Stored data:

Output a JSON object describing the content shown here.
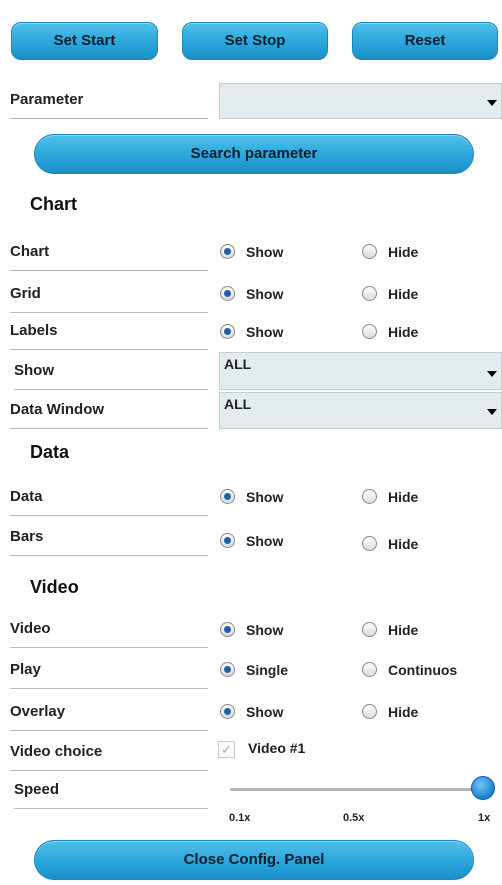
{
  "buttons": {
    "set_start": "Set Start",
    "set_stop": "Set Stop",
    "reset": "Reset"
  },
  "parameter": {
    "label": "Parameter",
    "value": ""
  },
  "search_button": "Search parameter",
  "sections": {
    "chart": "Chart",
    "data": "Data",
    "video": "Video"
  },
  "radio_rows": [
    {
      "label": "Chart",
      "opt1": "Show",
      "opt2": "Hide",
      "selected": 1
    },
    {
      "label": "Grid",
      "opt1": "Show",
      "opt2": "Hide",
      "selected": 1
    },
    {
      "label": "Labels",
      "opt1": "Show",
      "opt2": "Hide",
      "selected": 1
    },
    {
      "label": "Data",
      "opt1": "Show",
      "opt2": "Hide",
      "selected": 1
    },
    {
      "label": "Bars",
      "opt1": "Show",
      "opt2": "Hide",
      "selected": 1
    },
    {
      "label": "Video",
      "opt1": "Show",
      "opt2": "Hide",
      "selected": 1
    },
    {
      "label": "Play",
      "opt1": "Single",
      "opt2": "Continuos",
      "selected": 1
    },
    {
      "label": "Overlay",
      "opt1": "Show",
      "opt2": "Hide",
      "selected": 1
    }
  ],
  "selects": {
    "show": {
      "label": "Show",
      "value": "ALL"
    },
    "data_window": {
      "label": "Data Window",
      "value": "ALL"
    }
  },
  "video_choice": {
    "label": "Video choice",
    "option": "Video #1",
    "checked": true
  },
  "speed": {
    "label": "Speed",
    "ticks": [
      "0.1x",
      "0.5x",
      "1x"
    ],
    "value": "1x"
  },
  "close_button": "Close Config. Panel",
  "colors": {
    "accent": "#2aa6dc",
    "select_bg": "#e4ebee",
    "radio_dot": "#1f5fa8"
  },
  "icons": {
    "select_arrow": "chevron-down-icon"
  }
}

### WRITTEN REQUEST
Reproduce every record above exactly, omitting the pictures.

### EXERCISE RESPONSE
Output a JSON object describing the content shown here.
{
  "buttons": {
    "set_start": "Set Start",
    "set_stop": "Set Stop",
    "reset": "Reset"
  },
  "parameter": {
    "label": "Parameter",
    "value": ""
  },
  "search_button": "Search parameter",
  "sections": {
    "chart": "Chart",
    "data": "Data",
    "video": "Video"
  },
  "radio_rows": [
    {
      "label": "Chart",
      "opt1": "Show",
      "opt2": "Hide",
      "selected": 1
    },
    {
      "label": "Grid",
      "opt1": "Show",
      "opt2": "Hide",
      "selected": 1
    },
    {
      "label": "Labels",
      "opt1": "Show",
      "opt2": "Hide",
      "selected": 1
    },
    {
      "label": "Data",
      "opt1": "Show",
      "opt2": "Hide",
      "selected": 1
    },
    {
      "label": "Bars",
      "opt1": "Show",
      "opt2": "Hide",
      "selected": 1
    },
    {
      "label": "Video",
      "opt1": "Show",
      "opt2": "Hide",
      "selected": 1
    },
    {
      "label": "Play",
      "opt1": "Single",
      "opt2": "Continuos",
      "selected": 1
    },
    {
      "label": "Overlay",
      "opt1": "Show",
      "opt2": "Hide",
      "selected": 1
    }
  ],
  "selects": {
    "show": {
      "label": "Show",
      "value": "ALL"
    },
    "data_window": {
      "label": "Data Window",
      "value": "ALL"
    }
  },
  "video_choice": {
    "label": "Video choice",
    "option": "Video #1",
    "checked": true
  },
  "speed": {
    "label": "Speed",
    "ticks": [
      "0.1x",
      "0.5x",
      "1x"
    ],
    "value": "1x"
  },
  "close_button": "Close Config. Panel",
  "colors": {
    "accent": "#2aa6dc",
    "select_bg": "#e4ebee",
    "radio_dot": "#1f5fa8"
  },
  "icons": {
    "select_arrow": "chevron-down-icon"
  }
}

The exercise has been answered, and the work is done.